Exercise: Copy every line from the material below that holds "dieser".
##### Data entries #####
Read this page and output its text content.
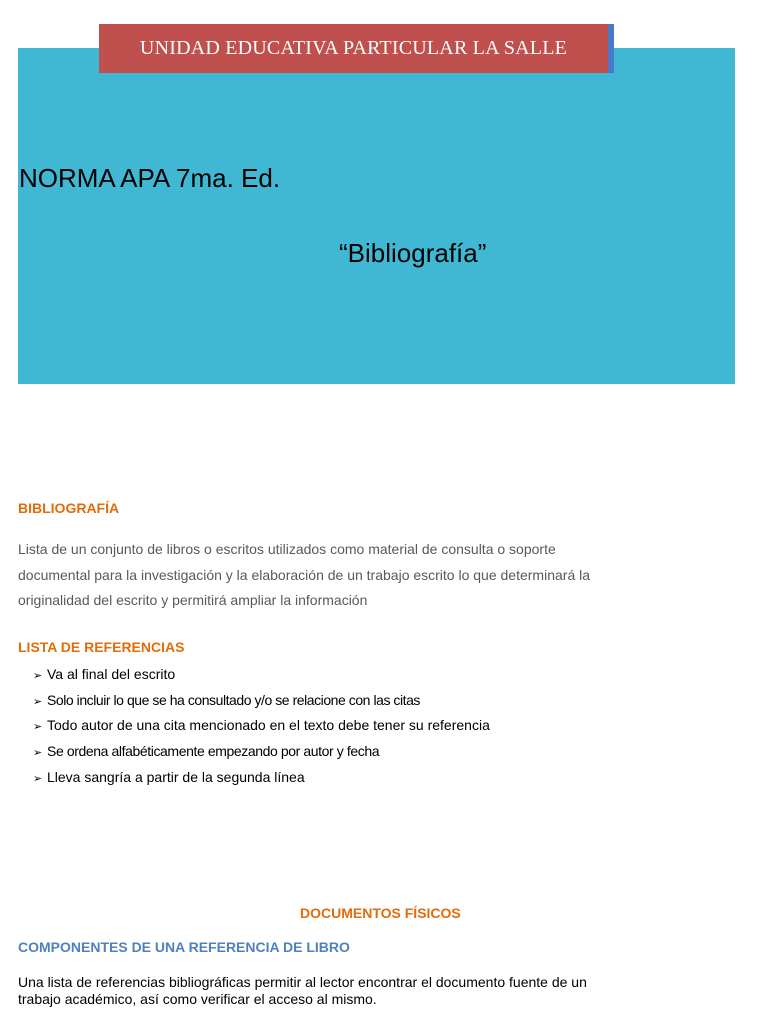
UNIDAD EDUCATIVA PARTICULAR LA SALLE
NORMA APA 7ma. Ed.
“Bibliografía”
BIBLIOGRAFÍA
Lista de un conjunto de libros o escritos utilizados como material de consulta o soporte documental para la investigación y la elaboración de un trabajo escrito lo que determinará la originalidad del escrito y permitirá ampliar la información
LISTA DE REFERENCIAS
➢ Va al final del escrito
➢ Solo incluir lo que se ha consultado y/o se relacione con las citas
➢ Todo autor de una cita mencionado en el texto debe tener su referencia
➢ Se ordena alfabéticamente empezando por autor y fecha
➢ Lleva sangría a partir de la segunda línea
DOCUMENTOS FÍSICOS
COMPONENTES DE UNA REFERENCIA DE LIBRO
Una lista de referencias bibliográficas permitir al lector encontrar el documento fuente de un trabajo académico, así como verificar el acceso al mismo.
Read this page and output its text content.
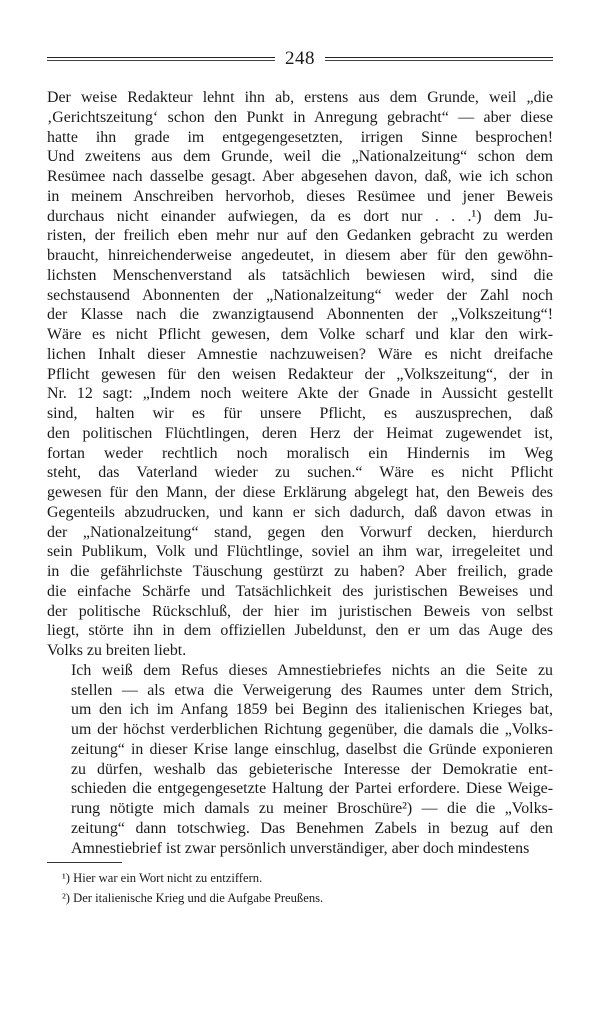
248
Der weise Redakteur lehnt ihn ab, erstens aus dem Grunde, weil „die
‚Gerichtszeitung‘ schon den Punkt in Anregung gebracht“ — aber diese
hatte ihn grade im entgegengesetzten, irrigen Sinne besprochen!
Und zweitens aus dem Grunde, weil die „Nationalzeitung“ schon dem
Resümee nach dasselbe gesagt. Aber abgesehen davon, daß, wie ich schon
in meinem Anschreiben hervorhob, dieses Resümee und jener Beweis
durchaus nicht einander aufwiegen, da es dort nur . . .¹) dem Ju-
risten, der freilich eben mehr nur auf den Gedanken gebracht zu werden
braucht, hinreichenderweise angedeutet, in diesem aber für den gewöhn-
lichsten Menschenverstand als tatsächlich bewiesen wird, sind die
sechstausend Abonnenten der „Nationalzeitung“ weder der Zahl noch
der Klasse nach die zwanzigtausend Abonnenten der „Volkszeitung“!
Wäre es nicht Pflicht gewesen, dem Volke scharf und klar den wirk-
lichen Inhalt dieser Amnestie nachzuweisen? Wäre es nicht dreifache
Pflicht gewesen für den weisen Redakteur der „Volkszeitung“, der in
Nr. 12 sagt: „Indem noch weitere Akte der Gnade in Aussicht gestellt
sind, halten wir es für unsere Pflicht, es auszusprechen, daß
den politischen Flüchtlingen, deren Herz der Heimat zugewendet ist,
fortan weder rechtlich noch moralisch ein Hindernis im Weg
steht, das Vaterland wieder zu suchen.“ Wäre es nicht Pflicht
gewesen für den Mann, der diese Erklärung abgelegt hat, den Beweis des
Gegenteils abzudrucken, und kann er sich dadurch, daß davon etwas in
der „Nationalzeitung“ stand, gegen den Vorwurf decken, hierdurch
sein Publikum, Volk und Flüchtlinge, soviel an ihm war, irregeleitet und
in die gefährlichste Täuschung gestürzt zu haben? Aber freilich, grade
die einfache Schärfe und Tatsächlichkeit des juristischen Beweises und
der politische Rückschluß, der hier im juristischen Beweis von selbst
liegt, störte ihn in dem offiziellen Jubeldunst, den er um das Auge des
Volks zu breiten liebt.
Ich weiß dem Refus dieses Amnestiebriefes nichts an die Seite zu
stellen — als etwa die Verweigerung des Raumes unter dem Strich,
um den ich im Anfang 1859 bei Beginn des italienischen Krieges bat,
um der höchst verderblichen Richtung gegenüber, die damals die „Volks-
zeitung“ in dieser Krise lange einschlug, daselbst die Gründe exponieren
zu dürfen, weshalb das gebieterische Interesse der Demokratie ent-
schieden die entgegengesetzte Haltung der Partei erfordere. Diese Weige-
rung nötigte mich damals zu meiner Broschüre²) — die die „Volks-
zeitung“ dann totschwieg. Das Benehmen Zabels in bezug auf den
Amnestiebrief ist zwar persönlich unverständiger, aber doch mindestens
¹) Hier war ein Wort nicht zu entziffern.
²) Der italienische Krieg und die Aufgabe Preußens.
#####
##### Data entries #####
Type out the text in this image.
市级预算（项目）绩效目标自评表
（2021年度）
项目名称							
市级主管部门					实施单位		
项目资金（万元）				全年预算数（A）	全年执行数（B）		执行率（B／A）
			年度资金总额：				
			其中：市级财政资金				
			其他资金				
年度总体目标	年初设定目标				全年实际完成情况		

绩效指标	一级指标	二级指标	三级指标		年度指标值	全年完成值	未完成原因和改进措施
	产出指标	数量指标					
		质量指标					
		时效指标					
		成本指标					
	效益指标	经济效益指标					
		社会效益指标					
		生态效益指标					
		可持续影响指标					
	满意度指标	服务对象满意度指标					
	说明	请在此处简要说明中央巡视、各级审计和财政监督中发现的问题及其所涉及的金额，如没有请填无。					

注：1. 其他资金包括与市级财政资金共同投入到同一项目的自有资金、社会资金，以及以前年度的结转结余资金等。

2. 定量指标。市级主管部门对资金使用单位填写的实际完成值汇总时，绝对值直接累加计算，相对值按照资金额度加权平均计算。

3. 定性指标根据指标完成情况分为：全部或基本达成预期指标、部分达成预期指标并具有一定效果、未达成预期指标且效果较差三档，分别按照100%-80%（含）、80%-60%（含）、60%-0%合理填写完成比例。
#####
##### Data entries #####
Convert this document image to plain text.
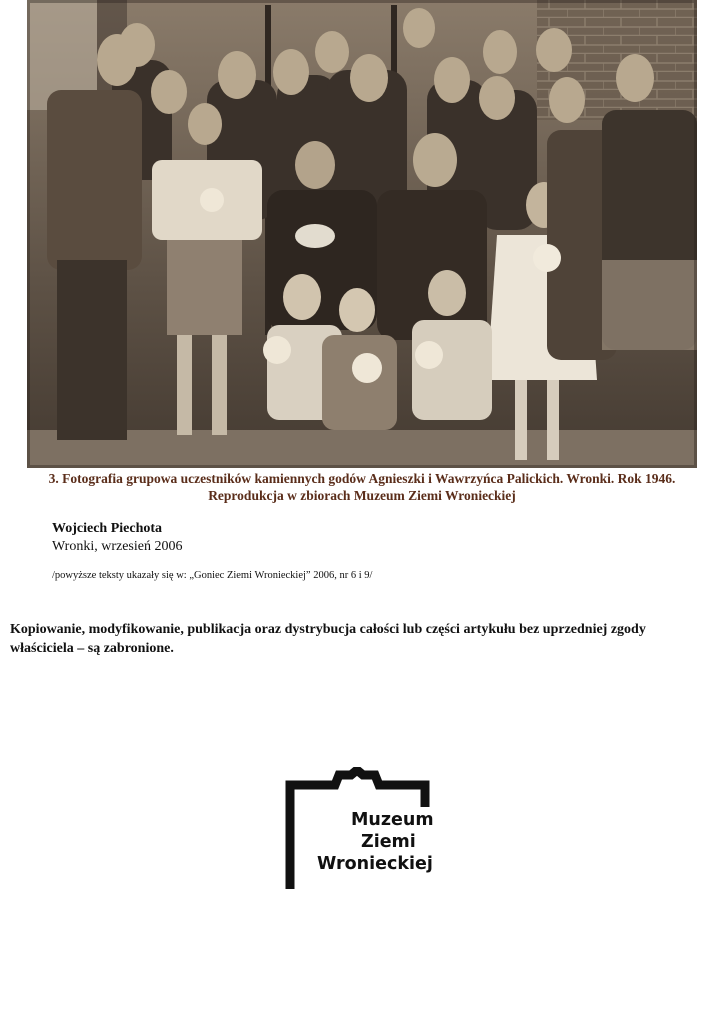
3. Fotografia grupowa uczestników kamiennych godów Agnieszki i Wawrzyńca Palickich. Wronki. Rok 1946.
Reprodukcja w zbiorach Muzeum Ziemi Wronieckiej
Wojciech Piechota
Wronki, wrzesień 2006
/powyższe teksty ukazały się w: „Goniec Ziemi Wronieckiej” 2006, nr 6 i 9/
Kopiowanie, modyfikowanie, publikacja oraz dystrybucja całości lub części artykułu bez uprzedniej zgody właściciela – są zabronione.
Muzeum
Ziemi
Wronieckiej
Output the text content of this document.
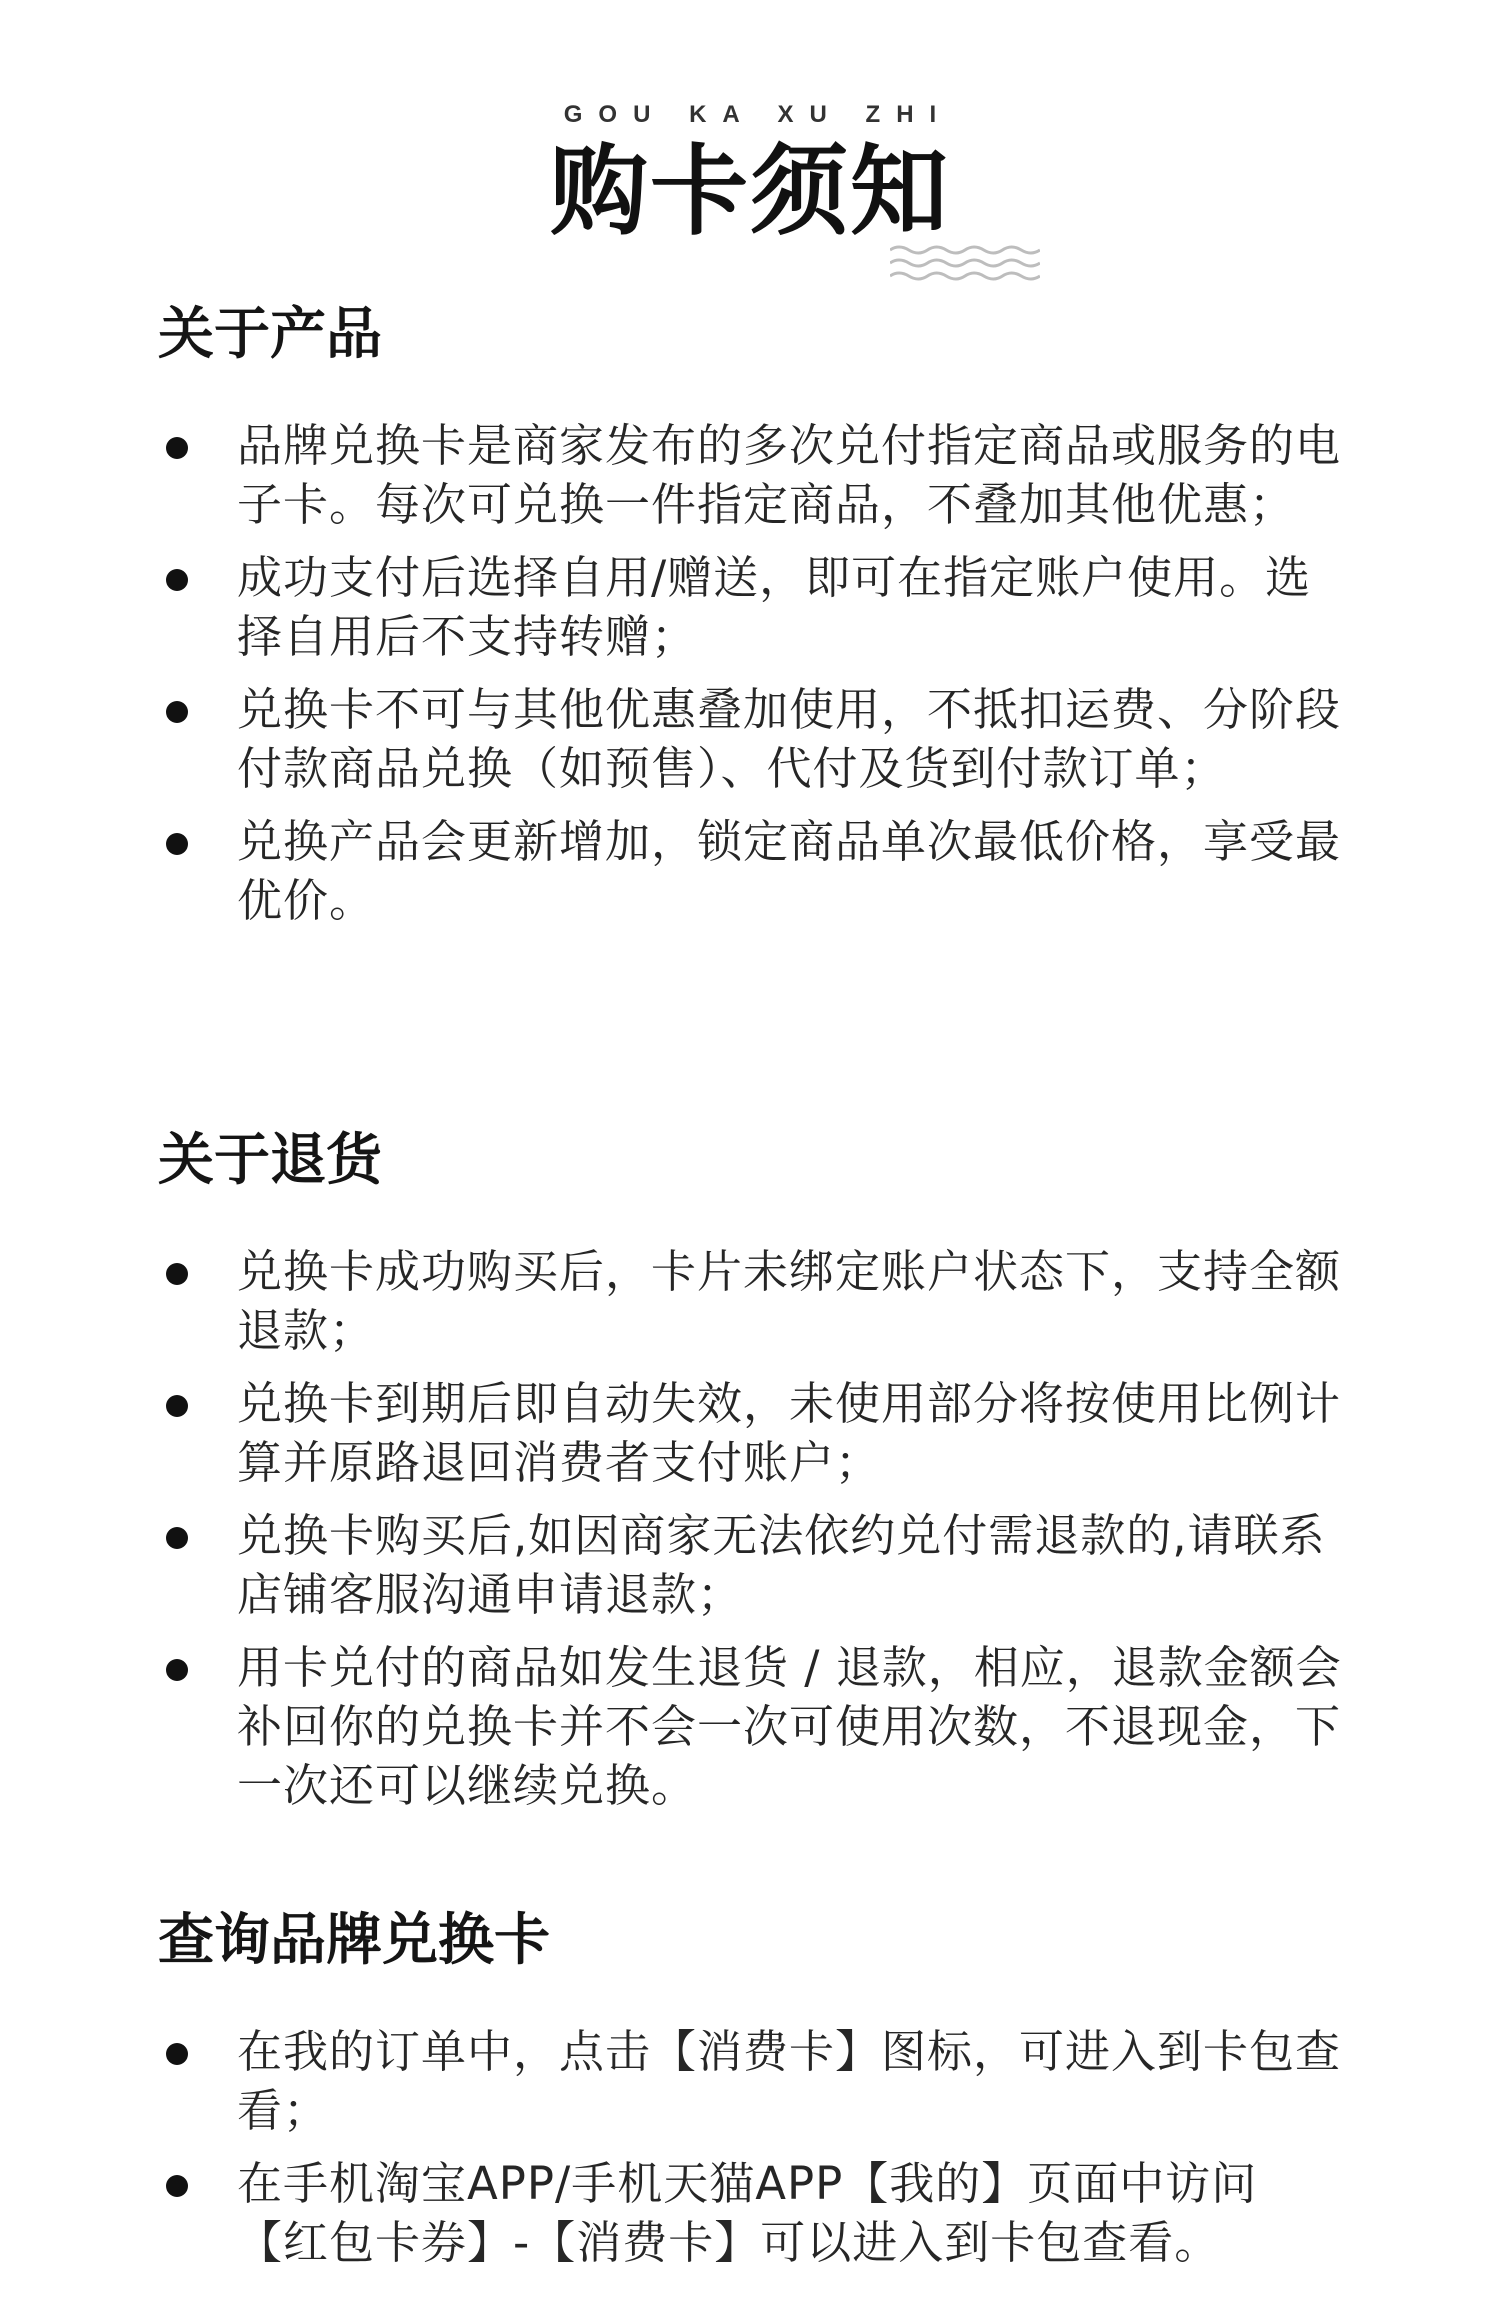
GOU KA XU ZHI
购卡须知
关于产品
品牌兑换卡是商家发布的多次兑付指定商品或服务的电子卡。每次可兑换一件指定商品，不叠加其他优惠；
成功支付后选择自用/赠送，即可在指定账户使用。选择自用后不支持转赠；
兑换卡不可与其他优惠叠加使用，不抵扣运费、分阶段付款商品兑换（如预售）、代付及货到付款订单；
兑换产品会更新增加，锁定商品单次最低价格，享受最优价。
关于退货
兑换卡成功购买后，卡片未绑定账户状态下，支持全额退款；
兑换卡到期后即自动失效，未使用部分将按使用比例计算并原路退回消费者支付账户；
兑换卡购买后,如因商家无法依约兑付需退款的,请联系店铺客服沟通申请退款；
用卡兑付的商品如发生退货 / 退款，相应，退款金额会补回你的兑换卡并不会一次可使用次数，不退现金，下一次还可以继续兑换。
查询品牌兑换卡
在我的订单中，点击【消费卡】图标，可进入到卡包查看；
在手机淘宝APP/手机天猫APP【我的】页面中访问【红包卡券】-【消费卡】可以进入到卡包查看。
#####
Output of the exercise:
lichen Inhalt dieser Amnestie nachzuweisen? Wäre es nicht dreifache
zeitung“ in dieser Krise lange einschlug, daselbst die Gründe exponieren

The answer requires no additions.